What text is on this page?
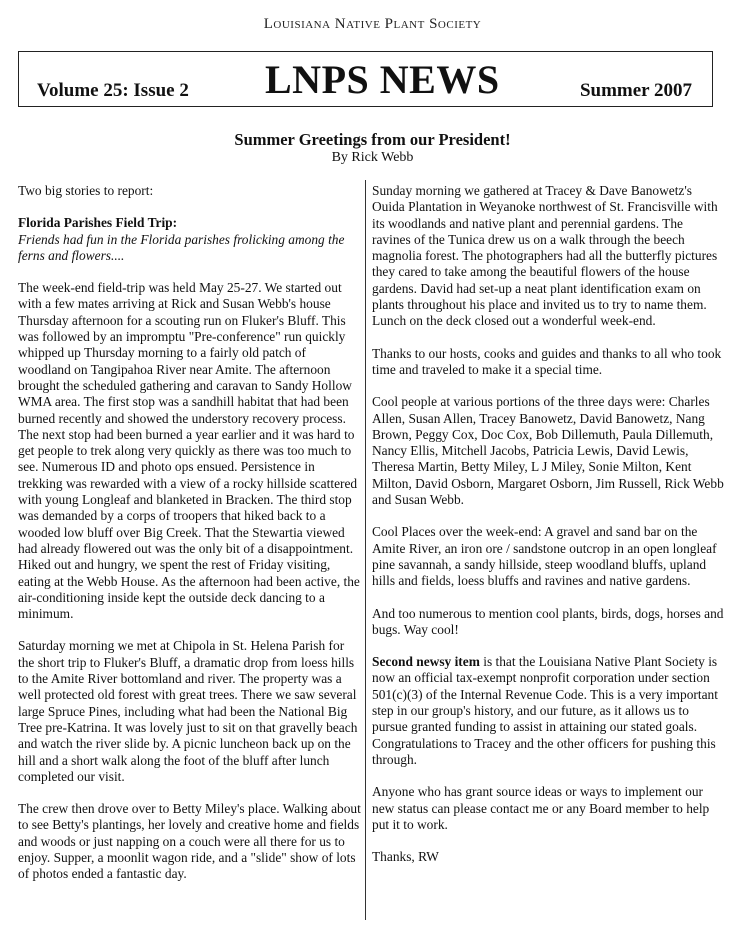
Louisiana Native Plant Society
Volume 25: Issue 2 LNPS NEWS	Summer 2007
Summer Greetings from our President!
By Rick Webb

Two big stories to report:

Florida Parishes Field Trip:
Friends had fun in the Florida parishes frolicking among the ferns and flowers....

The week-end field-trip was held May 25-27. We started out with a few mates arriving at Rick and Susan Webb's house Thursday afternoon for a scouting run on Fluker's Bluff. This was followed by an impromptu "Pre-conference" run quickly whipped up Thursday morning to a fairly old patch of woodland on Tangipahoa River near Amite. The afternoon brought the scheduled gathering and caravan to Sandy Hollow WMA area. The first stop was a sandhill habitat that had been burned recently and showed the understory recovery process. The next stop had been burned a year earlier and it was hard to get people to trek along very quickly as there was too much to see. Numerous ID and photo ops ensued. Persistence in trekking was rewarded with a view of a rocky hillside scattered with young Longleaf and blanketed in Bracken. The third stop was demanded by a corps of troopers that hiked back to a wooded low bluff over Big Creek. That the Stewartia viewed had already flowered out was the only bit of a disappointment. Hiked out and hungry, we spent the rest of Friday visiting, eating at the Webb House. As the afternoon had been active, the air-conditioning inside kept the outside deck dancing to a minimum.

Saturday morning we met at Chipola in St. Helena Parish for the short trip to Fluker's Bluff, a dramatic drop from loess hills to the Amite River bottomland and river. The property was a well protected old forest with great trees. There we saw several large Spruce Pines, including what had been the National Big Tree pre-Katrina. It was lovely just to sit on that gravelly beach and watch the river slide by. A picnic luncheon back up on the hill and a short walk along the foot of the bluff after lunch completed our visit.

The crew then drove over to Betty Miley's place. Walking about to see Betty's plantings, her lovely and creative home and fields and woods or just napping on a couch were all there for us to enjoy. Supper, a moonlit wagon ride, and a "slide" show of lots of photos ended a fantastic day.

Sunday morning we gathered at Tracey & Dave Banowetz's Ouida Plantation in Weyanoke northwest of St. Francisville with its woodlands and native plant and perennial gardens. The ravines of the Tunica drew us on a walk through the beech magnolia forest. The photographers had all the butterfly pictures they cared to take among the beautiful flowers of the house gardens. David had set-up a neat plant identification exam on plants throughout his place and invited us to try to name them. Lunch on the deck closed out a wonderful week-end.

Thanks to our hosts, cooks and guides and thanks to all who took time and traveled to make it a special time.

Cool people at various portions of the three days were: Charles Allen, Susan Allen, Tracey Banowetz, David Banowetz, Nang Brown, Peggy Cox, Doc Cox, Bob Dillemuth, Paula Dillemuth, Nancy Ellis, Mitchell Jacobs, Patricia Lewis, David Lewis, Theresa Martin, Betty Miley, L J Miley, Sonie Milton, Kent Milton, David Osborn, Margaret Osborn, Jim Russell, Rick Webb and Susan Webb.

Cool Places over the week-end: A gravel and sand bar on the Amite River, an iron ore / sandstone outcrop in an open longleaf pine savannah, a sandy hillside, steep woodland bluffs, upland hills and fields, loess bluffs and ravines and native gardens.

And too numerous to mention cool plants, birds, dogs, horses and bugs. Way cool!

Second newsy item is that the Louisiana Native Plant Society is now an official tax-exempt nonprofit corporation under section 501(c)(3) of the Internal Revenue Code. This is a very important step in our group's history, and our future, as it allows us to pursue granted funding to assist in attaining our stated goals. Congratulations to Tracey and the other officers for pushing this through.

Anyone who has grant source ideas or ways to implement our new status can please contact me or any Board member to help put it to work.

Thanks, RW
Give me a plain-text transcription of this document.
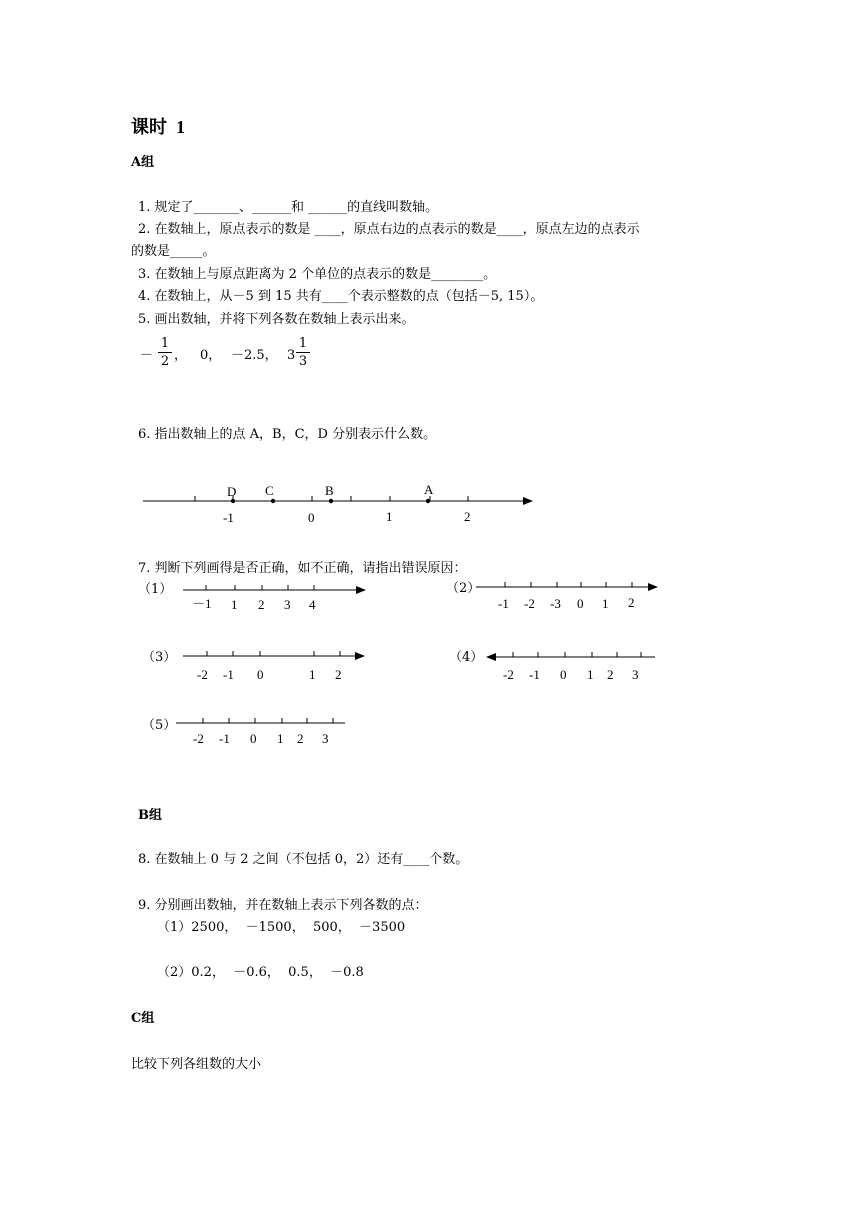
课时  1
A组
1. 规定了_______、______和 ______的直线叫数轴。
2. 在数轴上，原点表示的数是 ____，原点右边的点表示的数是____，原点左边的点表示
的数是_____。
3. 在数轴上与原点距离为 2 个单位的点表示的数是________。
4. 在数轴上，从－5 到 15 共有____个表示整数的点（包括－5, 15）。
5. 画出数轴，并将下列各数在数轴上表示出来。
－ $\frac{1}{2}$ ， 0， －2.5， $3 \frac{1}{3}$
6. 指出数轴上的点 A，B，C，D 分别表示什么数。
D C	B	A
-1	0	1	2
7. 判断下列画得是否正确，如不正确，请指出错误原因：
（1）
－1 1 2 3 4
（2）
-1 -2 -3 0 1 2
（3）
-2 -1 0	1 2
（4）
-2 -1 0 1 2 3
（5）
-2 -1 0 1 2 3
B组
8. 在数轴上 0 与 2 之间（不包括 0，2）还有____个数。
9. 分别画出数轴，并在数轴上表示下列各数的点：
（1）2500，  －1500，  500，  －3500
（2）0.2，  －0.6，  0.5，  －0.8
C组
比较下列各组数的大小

**WHAT IS EXPECTED:** Of all the lines above, how many contain the word "Louisiana"? Answer with only the number.

**SOLUTION BELOW:** 2